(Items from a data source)
________________________
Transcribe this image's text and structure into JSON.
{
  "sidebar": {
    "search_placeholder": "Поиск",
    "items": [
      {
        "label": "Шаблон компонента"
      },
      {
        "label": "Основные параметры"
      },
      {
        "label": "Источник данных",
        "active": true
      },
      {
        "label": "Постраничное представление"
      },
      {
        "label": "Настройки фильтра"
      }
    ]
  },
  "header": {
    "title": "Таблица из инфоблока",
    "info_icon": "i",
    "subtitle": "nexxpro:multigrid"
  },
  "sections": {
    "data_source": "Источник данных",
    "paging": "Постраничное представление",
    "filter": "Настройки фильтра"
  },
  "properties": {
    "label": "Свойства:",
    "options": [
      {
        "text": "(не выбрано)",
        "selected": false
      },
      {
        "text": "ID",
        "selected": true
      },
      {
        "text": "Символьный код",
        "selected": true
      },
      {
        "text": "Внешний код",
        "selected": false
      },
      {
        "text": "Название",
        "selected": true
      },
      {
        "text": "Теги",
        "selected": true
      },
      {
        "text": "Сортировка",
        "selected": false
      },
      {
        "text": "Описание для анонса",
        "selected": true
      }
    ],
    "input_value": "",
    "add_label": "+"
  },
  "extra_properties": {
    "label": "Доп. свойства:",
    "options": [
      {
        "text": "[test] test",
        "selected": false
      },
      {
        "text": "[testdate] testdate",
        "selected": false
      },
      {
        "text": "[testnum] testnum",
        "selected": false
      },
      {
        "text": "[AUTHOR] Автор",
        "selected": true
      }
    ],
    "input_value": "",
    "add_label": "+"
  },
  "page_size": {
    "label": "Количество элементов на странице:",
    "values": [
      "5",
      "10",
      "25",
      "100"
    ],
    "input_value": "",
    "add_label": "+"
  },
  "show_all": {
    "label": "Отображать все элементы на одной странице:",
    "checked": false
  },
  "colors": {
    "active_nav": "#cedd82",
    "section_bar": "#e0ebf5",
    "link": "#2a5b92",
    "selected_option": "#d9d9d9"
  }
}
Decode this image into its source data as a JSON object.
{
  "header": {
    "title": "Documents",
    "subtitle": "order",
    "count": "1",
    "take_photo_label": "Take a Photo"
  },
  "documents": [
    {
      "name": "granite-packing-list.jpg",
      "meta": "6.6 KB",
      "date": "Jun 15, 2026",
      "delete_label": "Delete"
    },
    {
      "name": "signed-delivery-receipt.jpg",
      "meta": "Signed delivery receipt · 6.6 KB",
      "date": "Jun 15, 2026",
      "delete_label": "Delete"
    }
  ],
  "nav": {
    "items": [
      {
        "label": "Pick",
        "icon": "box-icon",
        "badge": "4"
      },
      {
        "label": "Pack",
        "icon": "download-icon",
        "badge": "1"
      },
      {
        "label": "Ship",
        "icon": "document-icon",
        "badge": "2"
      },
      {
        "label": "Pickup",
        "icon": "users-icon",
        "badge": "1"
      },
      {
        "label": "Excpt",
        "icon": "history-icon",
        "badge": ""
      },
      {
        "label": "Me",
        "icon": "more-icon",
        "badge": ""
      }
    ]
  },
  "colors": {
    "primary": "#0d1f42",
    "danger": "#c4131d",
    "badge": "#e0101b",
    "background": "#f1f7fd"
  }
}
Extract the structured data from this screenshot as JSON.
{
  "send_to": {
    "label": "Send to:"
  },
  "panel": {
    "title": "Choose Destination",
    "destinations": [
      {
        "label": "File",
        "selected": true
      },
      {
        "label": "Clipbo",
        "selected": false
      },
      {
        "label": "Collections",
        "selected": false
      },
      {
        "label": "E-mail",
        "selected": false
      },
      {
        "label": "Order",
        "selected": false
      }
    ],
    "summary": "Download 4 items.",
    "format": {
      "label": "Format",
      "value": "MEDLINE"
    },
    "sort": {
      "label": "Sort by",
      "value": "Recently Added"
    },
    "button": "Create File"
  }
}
________________________
WHAT THE TASK ASKS: Search the lines for the word "name" and report how many contain it, by number only.

EXERCISE RESPONSE: 2